### EXERCISE AIM
Show every line below where "caption" can be found.

** Start EXTRACTED MATERIAL **

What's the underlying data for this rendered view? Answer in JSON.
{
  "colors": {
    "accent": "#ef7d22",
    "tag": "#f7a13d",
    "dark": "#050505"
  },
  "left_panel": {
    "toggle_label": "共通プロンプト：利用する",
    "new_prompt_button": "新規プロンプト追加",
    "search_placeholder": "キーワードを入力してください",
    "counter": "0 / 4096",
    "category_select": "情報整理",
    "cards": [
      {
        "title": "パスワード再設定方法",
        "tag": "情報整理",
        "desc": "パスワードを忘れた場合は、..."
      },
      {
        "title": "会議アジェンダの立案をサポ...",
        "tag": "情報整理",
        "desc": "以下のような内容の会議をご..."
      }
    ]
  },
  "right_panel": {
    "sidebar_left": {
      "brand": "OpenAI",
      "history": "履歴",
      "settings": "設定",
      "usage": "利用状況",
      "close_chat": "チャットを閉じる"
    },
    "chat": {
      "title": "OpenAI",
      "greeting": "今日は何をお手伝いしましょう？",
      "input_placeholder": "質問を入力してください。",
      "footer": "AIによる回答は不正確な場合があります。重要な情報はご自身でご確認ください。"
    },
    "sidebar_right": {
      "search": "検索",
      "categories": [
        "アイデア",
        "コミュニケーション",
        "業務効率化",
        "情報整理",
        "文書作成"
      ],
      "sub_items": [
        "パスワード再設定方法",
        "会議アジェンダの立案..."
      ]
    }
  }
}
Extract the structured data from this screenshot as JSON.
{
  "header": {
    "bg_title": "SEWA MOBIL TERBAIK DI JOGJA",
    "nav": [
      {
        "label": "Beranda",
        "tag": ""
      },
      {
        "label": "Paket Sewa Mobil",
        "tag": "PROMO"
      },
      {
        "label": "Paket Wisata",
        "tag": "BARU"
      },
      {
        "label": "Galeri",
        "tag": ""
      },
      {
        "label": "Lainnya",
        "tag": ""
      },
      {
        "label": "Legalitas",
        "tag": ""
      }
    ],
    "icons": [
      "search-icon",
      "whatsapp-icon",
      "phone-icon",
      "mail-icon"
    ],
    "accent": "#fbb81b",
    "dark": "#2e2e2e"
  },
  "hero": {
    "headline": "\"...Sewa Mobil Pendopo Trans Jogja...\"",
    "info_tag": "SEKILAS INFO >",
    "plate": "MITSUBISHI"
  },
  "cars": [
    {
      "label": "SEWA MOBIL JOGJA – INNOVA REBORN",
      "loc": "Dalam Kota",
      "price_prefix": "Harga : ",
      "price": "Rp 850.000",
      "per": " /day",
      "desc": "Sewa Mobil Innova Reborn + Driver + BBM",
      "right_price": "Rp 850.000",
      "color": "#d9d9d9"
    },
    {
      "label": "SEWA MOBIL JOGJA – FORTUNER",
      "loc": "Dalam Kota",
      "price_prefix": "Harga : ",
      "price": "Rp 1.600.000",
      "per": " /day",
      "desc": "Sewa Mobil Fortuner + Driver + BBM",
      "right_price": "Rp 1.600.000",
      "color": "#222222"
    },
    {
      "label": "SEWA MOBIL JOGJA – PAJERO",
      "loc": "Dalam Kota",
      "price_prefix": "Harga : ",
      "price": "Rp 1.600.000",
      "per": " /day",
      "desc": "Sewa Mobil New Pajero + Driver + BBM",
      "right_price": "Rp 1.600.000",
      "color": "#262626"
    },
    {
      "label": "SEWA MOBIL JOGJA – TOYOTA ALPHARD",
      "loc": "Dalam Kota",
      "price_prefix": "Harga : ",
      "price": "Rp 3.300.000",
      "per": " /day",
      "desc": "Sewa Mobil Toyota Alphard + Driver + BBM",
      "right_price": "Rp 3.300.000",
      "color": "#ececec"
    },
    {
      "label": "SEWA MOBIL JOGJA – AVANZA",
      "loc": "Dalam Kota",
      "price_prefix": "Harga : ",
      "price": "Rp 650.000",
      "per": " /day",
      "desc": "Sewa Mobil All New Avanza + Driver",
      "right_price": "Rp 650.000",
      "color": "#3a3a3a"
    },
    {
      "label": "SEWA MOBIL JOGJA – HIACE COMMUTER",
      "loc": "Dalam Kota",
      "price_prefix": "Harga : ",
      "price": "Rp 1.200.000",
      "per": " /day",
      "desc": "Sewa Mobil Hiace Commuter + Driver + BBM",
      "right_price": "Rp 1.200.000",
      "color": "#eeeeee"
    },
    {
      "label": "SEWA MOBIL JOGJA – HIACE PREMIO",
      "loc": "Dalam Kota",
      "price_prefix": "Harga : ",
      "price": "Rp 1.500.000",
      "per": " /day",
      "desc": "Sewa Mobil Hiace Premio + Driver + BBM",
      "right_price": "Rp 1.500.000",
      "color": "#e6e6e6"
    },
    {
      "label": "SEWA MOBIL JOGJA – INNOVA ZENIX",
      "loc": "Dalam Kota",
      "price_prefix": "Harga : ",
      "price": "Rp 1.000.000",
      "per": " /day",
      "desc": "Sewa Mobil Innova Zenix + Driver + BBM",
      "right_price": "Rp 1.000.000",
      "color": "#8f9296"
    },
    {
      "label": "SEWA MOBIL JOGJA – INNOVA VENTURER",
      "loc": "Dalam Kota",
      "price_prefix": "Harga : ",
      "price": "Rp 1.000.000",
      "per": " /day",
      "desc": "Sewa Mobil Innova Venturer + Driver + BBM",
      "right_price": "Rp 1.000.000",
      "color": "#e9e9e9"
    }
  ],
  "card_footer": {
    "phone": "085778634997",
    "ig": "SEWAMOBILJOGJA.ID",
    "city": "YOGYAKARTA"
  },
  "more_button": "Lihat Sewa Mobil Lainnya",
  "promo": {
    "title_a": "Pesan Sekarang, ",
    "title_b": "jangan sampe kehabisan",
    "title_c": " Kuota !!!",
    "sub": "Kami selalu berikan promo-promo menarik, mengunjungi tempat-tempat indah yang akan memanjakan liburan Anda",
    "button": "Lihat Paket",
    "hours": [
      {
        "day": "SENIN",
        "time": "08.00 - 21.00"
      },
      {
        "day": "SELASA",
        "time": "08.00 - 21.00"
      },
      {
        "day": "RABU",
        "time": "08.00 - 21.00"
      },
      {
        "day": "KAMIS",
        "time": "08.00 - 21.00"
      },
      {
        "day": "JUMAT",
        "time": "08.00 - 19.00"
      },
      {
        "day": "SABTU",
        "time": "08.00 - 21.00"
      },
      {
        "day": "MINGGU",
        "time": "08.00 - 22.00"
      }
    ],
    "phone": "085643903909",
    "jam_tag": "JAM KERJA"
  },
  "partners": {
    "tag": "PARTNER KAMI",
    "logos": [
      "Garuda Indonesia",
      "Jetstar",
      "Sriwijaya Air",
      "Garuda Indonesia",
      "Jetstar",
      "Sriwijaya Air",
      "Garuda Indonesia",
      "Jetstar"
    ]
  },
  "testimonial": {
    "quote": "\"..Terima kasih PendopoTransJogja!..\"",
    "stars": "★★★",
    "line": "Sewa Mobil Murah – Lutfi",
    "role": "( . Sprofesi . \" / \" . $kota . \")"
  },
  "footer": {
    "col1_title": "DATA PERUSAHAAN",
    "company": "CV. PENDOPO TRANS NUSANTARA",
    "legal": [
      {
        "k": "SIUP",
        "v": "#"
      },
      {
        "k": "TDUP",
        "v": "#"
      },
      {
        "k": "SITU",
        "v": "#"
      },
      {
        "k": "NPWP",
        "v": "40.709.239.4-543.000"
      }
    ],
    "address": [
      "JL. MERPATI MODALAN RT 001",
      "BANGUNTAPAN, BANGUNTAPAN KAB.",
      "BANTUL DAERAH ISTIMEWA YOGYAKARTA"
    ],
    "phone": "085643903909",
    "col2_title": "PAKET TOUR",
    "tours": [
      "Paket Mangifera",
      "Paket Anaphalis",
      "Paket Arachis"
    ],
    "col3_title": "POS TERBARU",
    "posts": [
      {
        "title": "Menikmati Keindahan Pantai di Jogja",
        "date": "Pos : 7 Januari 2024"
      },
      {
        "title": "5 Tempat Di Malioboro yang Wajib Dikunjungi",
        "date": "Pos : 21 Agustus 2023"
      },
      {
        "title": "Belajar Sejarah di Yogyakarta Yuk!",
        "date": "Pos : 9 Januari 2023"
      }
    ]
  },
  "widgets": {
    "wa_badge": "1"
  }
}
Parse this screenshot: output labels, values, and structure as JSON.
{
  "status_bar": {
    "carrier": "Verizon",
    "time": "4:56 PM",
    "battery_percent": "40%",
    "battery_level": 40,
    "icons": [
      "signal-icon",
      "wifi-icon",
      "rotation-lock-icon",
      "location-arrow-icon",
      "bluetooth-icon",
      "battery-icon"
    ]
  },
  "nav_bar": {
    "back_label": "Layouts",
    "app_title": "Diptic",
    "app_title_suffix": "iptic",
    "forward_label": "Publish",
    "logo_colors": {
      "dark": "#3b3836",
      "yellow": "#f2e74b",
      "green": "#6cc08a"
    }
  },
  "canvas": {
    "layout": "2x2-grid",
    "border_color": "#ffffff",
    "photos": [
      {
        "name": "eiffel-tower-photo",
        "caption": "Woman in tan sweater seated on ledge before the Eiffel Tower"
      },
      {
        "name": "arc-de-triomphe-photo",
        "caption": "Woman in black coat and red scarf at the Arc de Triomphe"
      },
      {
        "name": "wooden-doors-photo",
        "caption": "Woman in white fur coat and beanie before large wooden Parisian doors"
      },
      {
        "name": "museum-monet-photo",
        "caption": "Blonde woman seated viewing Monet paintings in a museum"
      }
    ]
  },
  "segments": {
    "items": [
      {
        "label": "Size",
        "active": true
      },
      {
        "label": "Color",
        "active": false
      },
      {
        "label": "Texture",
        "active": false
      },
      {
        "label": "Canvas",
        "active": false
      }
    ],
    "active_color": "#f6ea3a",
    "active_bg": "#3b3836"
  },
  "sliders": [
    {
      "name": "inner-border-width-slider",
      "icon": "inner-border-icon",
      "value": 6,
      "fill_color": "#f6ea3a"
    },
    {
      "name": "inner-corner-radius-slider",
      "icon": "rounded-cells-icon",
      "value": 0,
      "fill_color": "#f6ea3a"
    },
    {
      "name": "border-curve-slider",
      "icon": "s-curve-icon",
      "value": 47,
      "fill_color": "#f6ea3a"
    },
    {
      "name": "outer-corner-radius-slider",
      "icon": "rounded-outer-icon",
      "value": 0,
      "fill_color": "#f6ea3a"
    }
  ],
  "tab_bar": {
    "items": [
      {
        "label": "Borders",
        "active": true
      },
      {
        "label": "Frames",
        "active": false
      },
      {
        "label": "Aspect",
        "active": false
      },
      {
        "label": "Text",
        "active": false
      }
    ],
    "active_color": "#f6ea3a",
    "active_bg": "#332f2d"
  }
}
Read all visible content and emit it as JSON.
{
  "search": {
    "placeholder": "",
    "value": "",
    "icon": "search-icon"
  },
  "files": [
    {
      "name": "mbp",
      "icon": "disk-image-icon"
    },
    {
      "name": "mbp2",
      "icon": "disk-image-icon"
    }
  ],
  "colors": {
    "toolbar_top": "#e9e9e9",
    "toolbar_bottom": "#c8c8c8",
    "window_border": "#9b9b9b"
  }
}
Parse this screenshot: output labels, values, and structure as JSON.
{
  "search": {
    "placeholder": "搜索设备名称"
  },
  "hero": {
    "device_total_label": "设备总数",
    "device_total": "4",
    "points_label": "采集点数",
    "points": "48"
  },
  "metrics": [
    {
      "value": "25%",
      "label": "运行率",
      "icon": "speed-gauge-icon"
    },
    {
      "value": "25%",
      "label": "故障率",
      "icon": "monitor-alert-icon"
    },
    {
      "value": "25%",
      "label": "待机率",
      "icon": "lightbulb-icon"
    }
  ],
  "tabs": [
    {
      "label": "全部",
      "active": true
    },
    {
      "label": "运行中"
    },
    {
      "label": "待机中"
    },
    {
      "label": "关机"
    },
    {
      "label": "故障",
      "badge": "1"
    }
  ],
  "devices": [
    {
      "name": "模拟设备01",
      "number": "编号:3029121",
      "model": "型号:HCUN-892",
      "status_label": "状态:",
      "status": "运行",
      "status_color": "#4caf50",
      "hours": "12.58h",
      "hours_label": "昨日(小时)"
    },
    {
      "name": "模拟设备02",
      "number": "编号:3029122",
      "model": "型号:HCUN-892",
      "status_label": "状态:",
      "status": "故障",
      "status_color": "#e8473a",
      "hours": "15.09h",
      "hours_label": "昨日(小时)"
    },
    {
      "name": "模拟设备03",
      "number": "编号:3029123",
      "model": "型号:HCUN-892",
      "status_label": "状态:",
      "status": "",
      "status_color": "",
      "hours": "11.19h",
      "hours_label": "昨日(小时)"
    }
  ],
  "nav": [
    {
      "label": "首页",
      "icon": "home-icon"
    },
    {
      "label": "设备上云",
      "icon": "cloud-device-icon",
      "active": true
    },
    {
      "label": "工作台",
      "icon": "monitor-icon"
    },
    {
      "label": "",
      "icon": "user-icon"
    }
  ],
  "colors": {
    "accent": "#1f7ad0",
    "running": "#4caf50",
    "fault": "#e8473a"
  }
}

** End EXTRACTED MATERIAL **

### REPLY TO THE TASK
        "caption": "Woman in tan sweater seated on ledge before the Eiffel Tower"
        "caption": "Woman in black coat and red scarf at the Arc de Triomphe"
        "caption": "Woman in white fur coat and beanie before large wooden Parisian doors"
        "caption": "Blonde woman seated viewing Monet paintings in a museum"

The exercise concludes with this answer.